Exercise input
________________________________________

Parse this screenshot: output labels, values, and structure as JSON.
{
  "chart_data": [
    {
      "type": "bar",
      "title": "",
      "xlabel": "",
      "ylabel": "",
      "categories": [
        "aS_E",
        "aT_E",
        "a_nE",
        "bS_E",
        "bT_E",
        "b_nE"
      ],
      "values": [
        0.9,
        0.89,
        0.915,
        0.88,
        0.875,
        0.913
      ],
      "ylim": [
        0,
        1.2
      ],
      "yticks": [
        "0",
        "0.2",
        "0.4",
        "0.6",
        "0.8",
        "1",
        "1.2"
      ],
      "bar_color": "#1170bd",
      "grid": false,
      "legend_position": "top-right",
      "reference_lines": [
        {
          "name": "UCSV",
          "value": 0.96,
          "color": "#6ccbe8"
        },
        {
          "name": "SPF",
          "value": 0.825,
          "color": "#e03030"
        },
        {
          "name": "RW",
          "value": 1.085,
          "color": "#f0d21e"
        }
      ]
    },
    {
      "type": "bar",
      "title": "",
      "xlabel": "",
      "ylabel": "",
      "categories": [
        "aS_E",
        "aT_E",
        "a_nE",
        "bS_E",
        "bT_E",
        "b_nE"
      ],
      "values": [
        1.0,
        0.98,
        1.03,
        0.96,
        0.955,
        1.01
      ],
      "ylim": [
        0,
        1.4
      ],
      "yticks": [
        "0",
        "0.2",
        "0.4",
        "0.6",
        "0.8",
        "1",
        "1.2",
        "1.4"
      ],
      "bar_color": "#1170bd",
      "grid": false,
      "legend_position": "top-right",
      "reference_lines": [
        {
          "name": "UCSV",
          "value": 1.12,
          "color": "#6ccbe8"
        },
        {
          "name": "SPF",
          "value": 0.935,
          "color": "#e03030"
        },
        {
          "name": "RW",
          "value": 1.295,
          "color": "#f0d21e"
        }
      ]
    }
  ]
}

________________________________________

Stated task
Copy every record exactly, with nothing added or dropped.

Expected answer
Parse this screenshot: output labels, values, and structure as JSON.
{
  "chart_data": [
    {
      "type": "bar",
      "title": "",
      "xlabel": "",
      "ylabel": "",
      "categories": [
        "aS_E",
        "aT_E",
        "a_nE",
        "bS_E",
        "bT_E",
        "b_nE"
      ],
      "values": [
        0.9,
        0.89,
        0.915,
        0.88,
        0.875,
        0.913
      ],
      "ylim": [
        0,
        1.2
      ],
      "yticks": [
        "0",
        "0.2",
        "0.4",
        "0.6",
        "0.8",
        "1",
        "1.2"
      ],
      "bar_color": "#1170bd",
      "grid": false,
      "legend_position": "top-right",
      "reference_lines": [
        {
          "name": "UCSV",
          "value": 0.96,
          "color": "#6ccbe8"
        },
        {
          "name": "SPF",
          "value": 0.825,
          "color": "#e03030"
        },
        {
          "name": "RW",
          "value": 1.085,
          "color": "#f0d21e"
        }
      ]
    },
    {
      "type": "bar",
      "title": "",
      "xlabel": "",
      "ylabel": "",
      "categories": [
        "aS_E",
        "aT_E",
        "a_nE",
        "bS_E",
        "bT_E",
        "b_nE"
      ],
      "values": [
        1.0,
        0.98,
        1.03,
        0.96,
        0.955,
        1.01
      ],
      "ylim": [
        0,
        1.4
      ],
      "yticks": [
        "0",
        "0.2",
        "0.4",
        "0.6",
        "0.8",
        "1",
        "1.2",
        "1.4"
      ],
      "bar_color": "#1170bd",
      "grid": false,
      "legend_position": "top-right",
      "reference_lines": [
        {
          "name": "UCSV",
          "value": 1.12,
          "color": "#6ccbe8"
        },
        {
          "name": "SPF",
          "value": 0.935,
          "color": "#e03030"
        },
        {
          "name": "RW",
          "value": 1.295,
          "color": "#f0d21e"
        }
      ]
    }
  ]
}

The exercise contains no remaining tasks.